## Required task
From the entries below, list each line with "data".

## Items
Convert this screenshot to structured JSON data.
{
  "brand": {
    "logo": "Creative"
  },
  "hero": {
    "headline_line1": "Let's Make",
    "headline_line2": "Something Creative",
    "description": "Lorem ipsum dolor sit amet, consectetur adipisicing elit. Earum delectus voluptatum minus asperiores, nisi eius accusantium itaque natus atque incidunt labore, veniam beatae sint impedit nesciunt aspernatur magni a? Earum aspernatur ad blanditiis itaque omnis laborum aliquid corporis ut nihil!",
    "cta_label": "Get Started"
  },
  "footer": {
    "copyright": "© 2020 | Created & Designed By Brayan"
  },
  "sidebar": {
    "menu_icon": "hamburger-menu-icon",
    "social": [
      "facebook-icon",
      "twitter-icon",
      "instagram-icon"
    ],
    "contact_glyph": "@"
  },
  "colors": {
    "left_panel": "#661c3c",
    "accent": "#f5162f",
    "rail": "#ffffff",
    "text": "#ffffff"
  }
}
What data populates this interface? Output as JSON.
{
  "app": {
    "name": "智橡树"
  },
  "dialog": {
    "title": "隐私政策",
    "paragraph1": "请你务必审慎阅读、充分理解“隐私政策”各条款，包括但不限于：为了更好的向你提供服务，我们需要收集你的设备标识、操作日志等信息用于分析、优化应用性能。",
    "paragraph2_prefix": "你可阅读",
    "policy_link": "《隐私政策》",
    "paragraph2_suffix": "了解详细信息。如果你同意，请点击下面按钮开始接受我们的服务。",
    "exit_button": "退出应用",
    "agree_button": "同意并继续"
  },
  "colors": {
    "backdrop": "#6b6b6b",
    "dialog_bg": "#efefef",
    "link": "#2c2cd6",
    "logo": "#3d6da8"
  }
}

## Solution to this exercise
Convert this screenshot to structured JSON data.
What data populates this interface? Output as JSON.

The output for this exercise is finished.